* _WHAT THE EXERCISE ASKS_:
Read the listing and extract each line that includes the word "RELEASE".

Dataset entries:
************

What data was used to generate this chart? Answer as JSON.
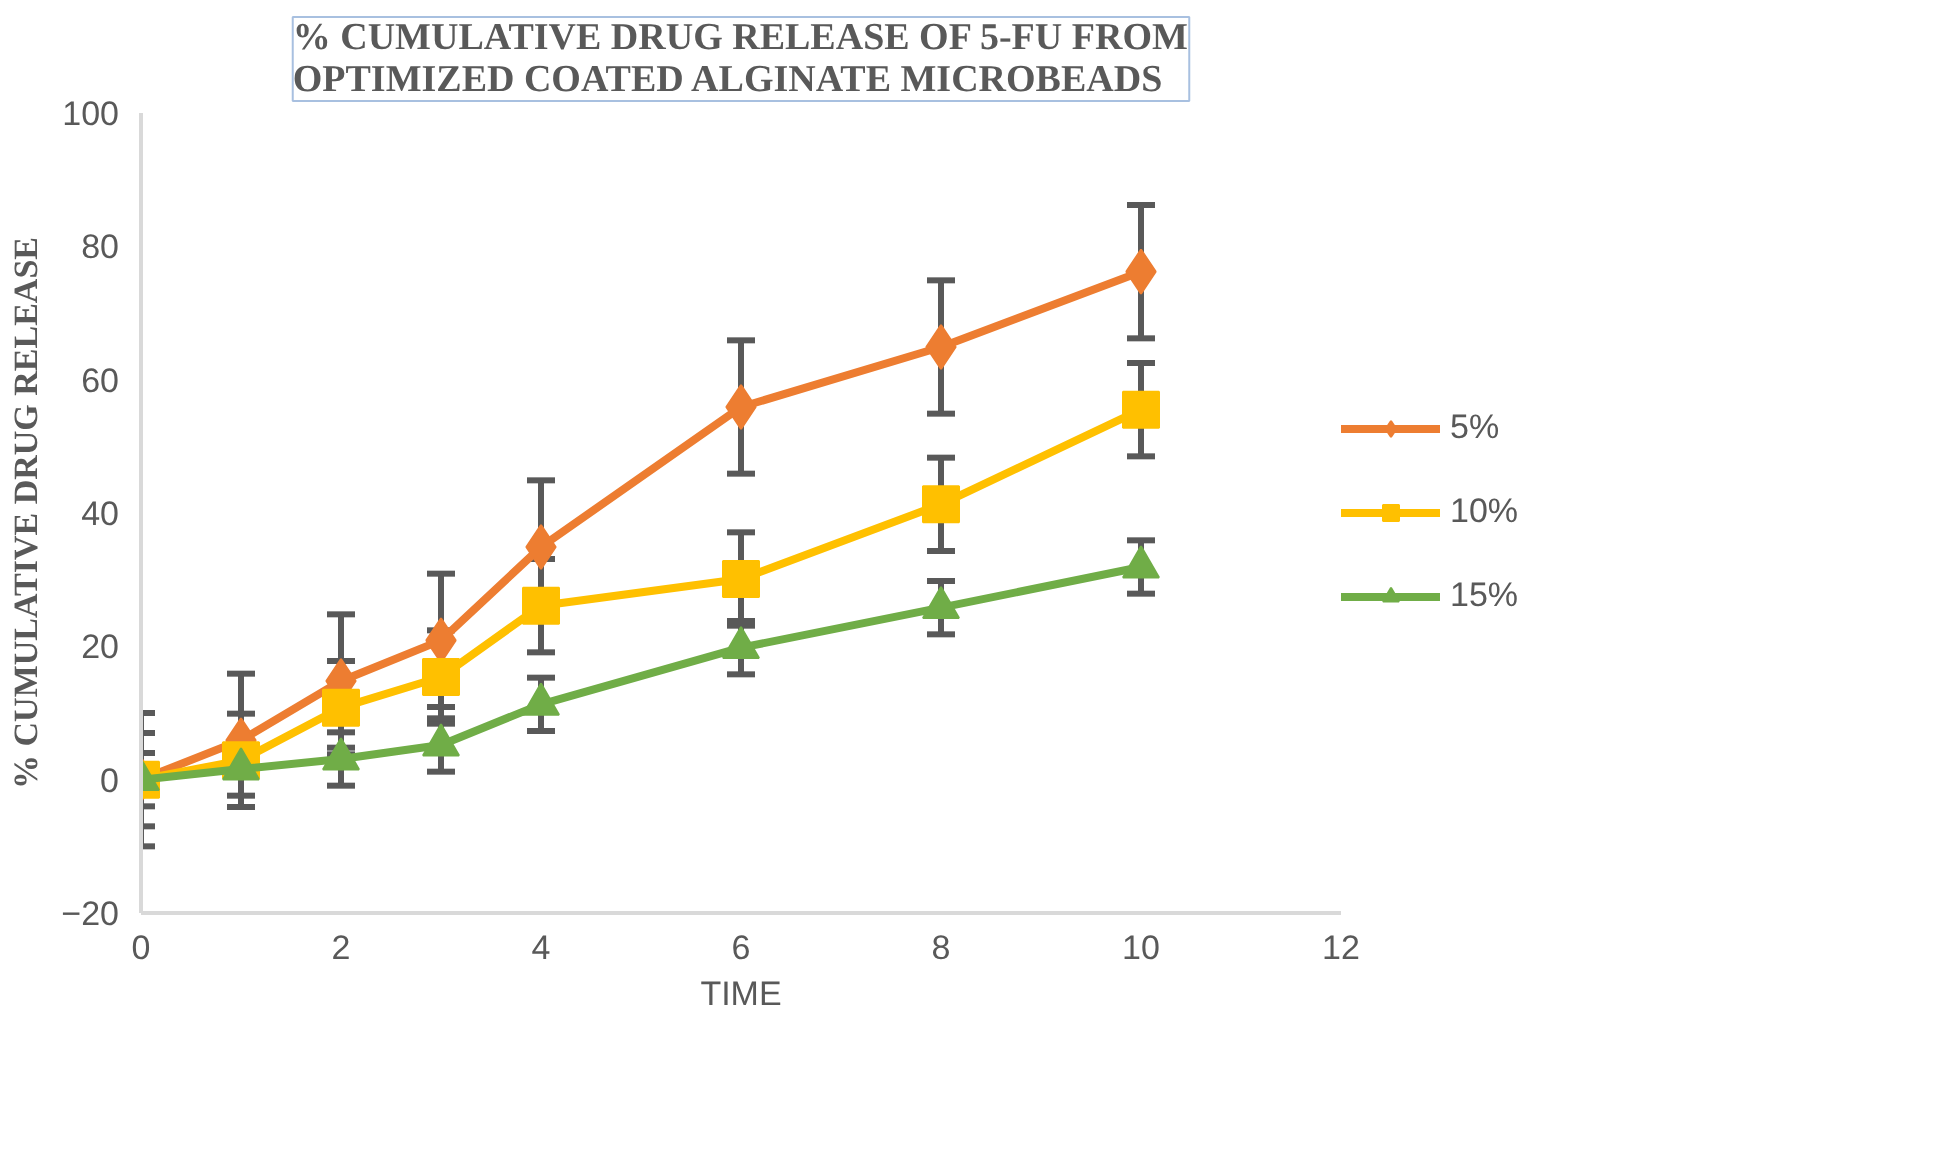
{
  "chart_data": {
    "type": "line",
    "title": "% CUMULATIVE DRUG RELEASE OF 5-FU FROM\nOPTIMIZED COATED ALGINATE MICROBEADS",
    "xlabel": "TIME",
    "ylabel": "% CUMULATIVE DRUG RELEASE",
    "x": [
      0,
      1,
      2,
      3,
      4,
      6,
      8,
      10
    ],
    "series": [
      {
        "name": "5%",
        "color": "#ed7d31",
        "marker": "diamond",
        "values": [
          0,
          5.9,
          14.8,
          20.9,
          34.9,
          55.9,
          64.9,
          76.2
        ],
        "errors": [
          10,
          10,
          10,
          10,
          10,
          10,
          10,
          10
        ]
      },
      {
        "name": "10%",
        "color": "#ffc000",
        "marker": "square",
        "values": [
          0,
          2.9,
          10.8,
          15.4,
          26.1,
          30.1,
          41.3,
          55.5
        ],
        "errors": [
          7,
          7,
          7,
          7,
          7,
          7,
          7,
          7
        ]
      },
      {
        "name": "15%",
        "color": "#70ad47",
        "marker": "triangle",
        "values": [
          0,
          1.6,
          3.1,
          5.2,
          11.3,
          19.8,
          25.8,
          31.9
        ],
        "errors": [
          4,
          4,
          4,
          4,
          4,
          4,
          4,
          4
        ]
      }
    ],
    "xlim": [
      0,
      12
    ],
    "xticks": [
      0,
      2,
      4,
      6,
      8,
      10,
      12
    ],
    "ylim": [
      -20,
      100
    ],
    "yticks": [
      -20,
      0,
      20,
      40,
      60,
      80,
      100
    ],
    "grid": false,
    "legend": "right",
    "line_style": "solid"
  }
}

************

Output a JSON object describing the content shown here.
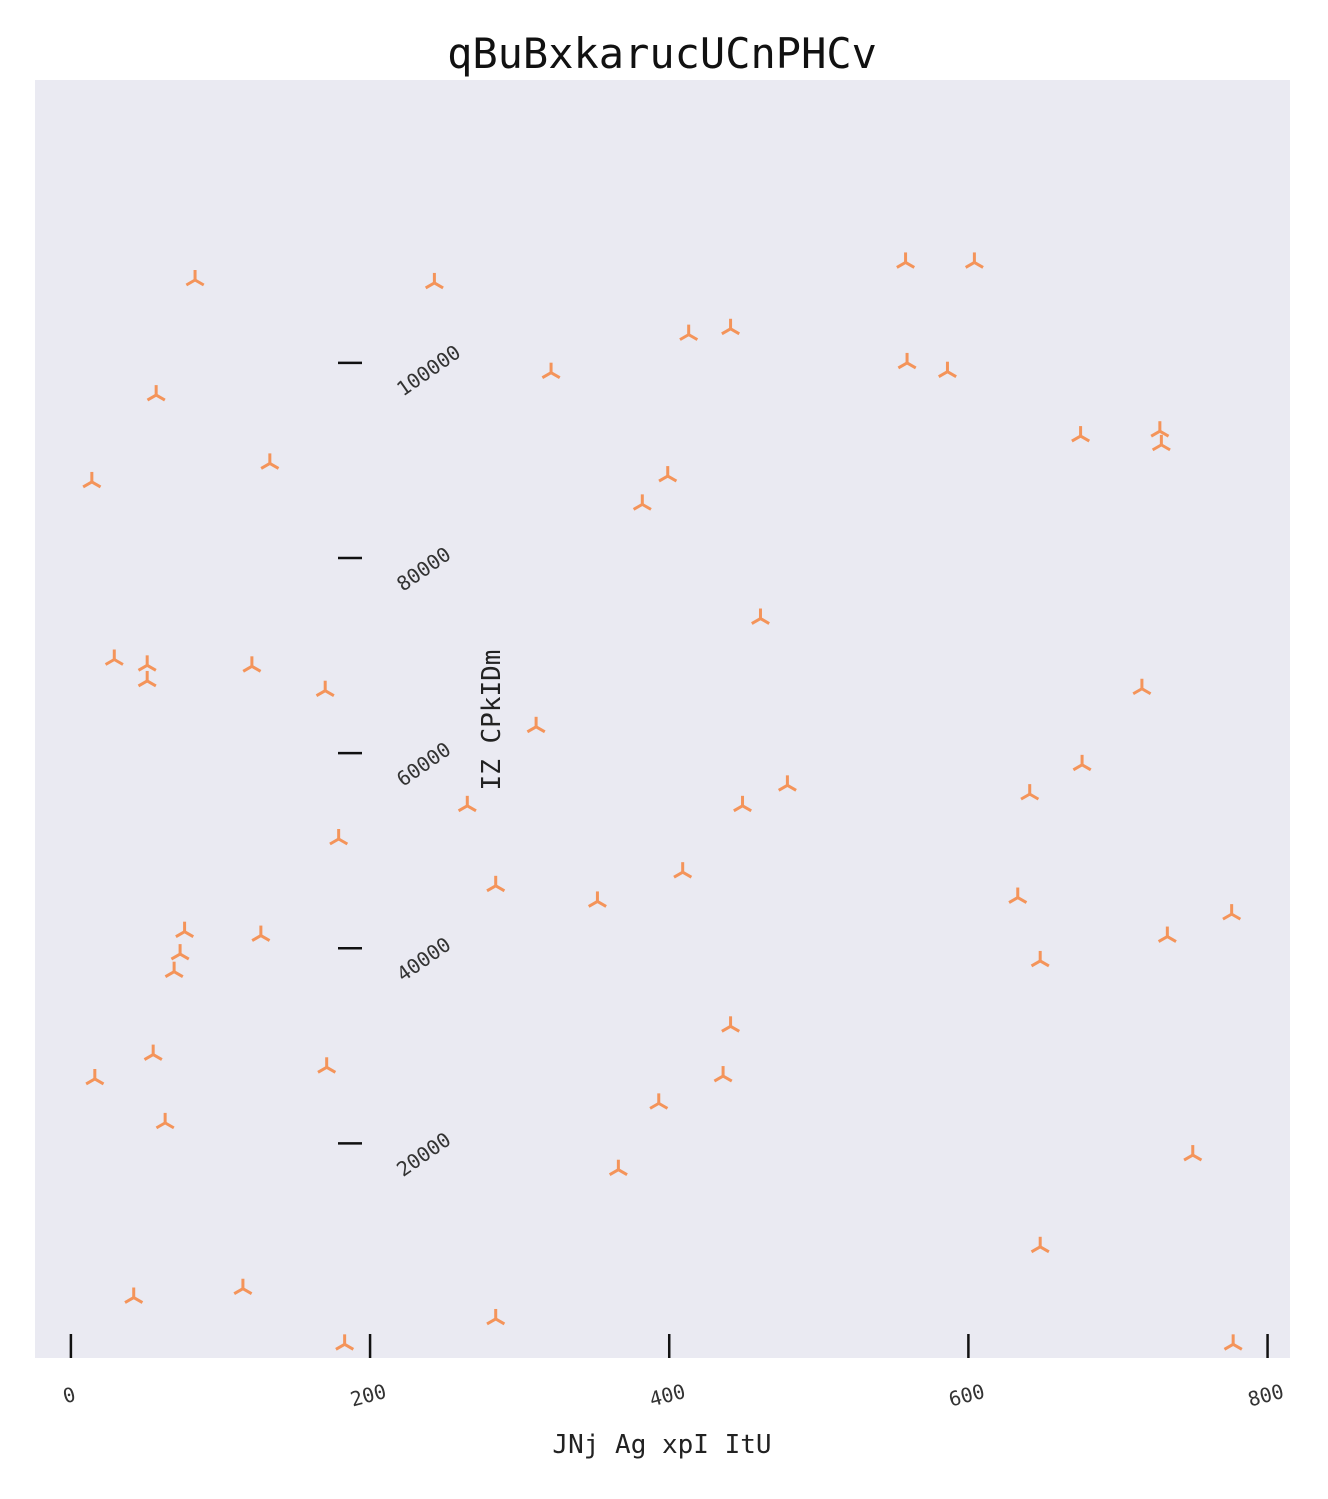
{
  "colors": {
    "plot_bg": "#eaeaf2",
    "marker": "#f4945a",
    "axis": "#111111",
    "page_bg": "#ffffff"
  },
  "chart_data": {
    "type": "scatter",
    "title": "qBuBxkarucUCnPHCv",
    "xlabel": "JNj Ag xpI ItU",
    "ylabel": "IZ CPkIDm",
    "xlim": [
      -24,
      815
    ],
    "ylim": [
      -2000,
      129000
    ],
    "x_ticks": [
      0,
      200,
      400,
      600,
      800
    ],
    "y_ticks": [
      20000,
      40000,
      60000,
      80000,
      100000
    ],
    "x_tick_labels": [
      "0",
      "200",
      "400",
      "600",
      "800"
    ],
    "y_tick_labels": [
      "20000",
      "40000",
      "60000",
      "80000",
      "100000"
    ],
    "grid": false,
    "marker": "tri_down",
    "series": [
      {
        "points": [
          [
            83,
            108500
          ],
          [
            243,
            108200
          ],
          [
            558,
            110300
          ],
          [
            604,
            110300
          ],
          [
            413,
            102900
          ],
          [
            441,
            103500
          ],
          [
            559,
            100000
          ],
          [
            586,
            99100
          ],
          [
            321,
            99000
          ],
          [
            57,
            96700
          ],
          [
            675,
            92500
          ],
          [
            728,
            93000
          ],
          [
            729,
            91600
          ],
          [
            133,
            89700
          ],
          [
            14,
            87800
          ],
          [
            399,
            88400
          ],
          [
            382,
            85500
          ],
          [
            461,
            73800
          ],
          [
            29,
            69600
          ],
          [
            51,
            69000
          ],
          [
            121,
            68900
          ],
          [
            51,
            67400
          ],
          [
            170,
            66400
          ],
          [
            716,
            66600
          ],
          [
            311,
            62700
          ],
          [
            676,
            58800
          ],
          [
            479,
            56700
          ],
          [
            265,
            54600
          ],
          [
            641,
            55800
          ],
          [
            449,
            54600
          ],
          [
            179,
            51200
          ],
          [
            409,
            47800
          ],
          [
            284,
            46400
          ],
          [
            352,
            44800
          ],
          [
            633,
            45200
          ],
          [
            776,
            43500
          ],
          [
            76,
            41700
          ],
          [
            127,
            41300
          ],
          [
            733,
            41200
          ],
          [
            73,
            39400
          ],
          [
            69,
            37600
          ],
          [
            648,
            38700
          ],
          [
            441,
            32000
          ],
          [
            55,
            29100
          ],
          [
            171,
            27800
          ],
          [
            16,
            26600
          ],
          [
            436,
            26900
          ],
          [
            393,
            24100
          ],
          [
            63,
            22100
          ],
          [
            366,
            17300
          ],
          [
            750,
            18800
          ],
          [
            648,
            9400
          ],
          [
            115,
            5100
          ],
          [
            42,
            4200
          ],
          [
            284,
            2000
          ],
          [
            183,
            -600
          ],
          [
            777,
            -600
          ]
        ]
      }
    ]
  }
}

************

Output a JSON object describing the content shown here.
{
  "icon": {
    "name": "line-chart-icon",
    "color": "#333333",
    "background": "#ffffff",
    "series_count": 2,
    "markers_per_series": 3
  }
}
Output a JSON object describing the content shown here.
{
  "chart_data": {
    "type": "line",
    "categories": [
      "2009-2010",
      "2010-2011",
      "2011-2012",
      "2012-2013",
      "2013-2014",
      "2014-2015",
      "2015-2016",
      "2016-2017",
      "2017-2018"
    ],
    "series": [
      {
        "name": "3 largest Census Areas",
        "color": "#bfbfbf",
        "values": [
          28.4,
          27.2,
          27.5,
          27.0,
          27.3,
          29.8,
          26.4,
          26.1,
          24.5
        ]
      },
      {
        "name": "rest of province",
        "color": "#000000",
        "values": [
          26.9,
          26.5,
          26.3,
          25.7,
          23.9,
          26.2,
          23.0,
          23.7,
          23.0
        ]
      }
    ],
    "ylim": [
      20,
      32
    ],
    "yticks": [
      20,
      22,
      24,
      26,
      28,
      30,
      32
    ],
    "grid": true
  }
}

************

* _ANSWER BELOW_:
    "title": "% CUMULATIVE DRUG RELEASE OF 5-FU FROM\nOPTIMIZED COATED ALGINATE MICROBEADS",
    "ylabel": "% CUMULATIVE DRUG RELEASE",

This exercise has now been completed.